═════ RECORDS SHOWN ═════
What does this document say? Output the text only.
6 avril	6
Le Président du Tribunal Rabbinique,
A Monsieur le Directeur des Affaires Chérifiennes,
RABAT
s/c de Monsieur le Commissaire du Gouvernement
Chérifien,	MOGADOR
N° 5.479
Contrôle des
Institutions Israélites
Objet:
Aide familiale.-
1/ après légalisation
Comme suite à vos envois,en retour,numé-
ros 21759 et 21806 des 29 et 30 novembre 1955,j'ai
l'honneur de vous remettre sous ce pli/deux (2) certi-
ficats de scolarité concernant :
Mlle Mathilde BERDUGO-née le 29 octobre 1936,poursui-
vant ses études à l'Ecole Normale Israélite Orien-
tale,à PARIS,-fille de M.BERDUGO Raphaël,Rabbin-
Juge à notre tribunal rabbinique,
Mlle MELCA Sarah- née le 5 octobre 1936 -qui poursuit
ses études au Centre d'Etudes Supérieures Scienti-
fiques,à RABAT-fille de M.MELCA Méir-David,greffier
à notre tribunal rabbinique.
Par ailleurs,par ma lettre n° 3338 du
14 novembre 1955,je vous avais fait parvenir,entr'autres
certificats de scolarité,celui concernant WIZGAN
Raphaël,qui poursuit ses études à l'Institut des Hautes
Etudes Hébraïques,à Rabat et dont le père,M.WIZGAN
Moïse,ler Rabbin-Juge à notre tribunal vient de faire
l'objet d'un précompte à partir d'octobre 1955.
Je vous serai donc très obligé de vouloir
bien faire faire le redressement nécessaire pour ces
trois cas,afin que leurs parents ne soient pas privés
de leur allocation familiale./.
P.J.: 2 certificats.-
═════
● WRITTEN REQUEST
Give the number of lines in the records that contain the string "vous", with no other output.

● SOLUTION FOR THIS PROBLEM
3